_What you have to do:_ All lines below must be repeated exactly, with the pictures omitted.

_Data supplied:_
· · ·
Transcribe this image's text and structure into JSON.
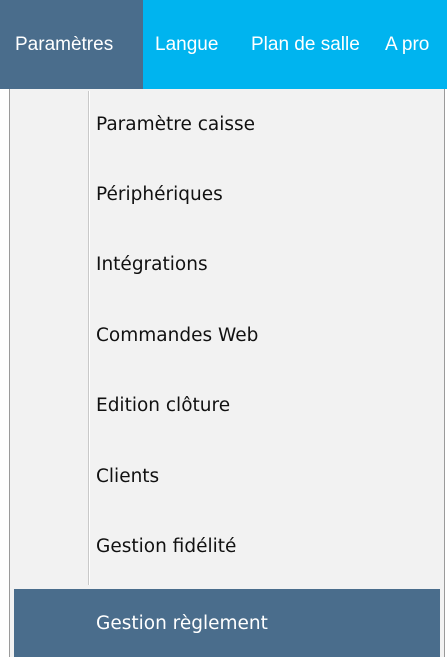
{
  "menubar": {
    "items": [
      {
        "label": "Paramètres",
        "state": "open"
      },
      {
        "label": "Langue"
      },
      {
        "label": "Plan de salle"
      },
      {
        "label": "A pro"
      }
    ]
  },
  "dropdown": {
    "items": [
      {
        "label": "Paramètre caisse"
      },
      {
        "label": "Périphériques"
      },
      {
        "label": "Intégrations"
      },
      {
        "label": "Commandes Web"
      },
      {
        "label": "Edition clôture"
      },
      {
        "label": "Clients"
      },
      {
        "label": "Gestion fidélité"
      },
      {
        "label": "Gestion règlement",
        "state": "highlighted"
      }
    ]
  },
  "colors": {
    "menubar_bg": "#00b4ef",
    "highlight_bg": "#4a6d8c",
    "dropdown_bg": "#f2f2f2"
  }
}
· · ·
_Solved problem:_
Transcribe this image's text and structure into JSON.
{
  "menubar": {
    "items": [
      {
        "label": "Paramètres",
        "state": "open"
      },
      {
        "label": "Langue"
      },
      {
        "label": "Plan de salle"
      },
      {
        "label": "A pro"
      }
    ]
  },
  "dropdown": {
    "items": [
      {
        "label": "Paramètre caisse"
      },
      {
        "label": "Périphériques"
      },
      {
        "label": "Intégrations"
      },
      {
        "label": "Commandes Web"
      },
      {
        "label": "Edition clôture"
      },
      {
        "label": "Clients"
      },
      {
        "label": "Gestion fidélité"
      },
      {
        "label": "Gestion règlement",
        "state": "highlighted"
      }
    ]
  },
  "colors": {
    "menubar_bg": "#00b4ef",
    "highlight_bg": "#4a6d8c",
    "dropdown_bg": "#f2f2f2"
  }
}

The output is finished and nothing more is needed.